**WHAT IS EXPECTED**
The records below must be copied in full; omit the images.
— begin ROWS —
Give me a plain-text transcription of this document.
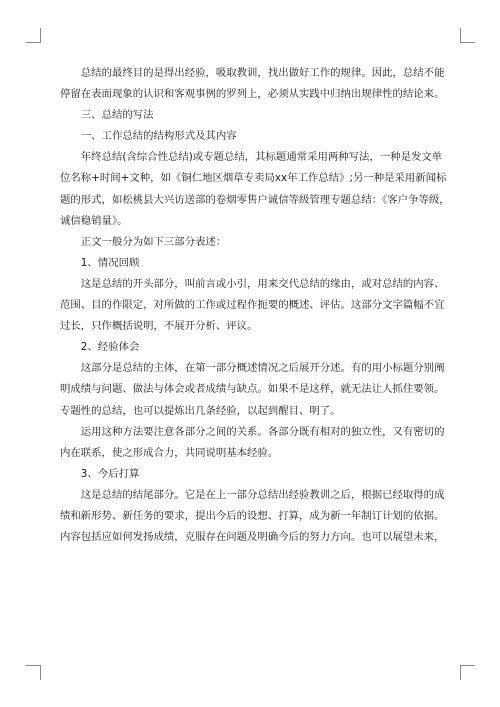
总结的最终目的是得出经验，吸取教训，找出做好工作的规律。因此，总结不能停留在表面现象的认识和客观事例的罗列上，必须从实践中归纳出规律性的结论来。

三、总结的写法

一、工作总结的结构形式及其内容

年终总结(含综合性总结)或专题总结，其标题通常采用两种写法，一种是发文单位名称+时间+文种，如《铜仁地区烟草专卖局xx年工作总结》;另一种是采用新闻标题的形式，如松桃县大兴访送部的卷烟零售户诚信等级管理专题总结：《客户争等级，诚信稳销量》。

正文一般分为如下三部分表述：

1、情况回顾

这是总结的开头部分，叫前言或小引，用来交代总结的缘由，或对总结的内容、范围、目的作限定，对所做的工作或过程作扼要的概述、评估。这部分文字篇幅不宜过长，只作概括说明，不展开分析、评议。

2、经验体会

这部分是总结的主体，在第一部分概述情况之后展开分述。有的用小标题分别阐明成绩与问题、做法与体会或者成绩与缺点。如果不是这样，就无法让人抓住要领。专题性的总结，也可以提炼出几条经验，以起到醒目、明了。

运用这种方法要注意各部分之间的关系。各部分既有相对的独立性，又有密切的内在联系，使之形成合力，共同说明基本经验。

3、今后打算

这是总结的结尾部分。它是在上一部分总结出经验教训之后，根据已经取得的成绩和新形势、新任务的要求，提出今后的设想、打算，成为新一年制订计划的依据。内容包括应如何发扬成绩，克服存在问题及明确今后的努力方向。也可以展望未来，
— end ROWS —
**OUTPUT FOR THIS EXERCISE**
Give me a plain-text transcription of this document.
总结的最终目的是得出经验，吸取教训，找出做好工作的规律。因此，总结不能停留在表面现象的认识和客观事例的罗列上，必须从实践中归纳出规律性的结论来。

三、总结的写法

一、工作总结的结构形式及其内容

年终总结(含综合性总结)或专题总结，其标题通常采用两种写法，一种是发文单位名称+时间+文种，如《铜仁地区烟草专卖局xx年工作总结》;另一种是采用新闻标题的形式，如松桃县大兴访送部的卷烟零售户诚信等级管理专题总结：《客户争等级，诚信稳销量》。

正文一般分为如下三部分表述：

1、情况回顾

这是总结的开头部分，叫前言或小引，用来交代总结的缘由，或对总结的内容、范围、目的作限定，对所做的工作或过程作扼要的概述、评估。这部分文字篇幅不宜过长，只作概括说明，不展开分析、评议。

2、经验体会

这部分是总结的主体，在第一部分概述情况之后展开分述。有的用小标题分别阐明成绩与问题、做法与体会或者成绩与缺点。如果不是这样，就无法让人抓住要领。专题性的总结，也可以提炼出几条经验，以起到醒目、明了。

运用这种方法要注意各部分之间的关系。各部分既有相对的独立性，又有密切的内在联系，使之形成合力，共同说明基本经验。

3、今后打算

这是总结的结尾部分。它是在上一部分总结出经验教训之后，根据已经取得的成绩和新形势、新任务的要求，提出今后的设想、打算，成为新一年制订计划的依据。内容包括应如何发扬成绩，克服存在问题及明确今后的努力方向。也可以展望未来，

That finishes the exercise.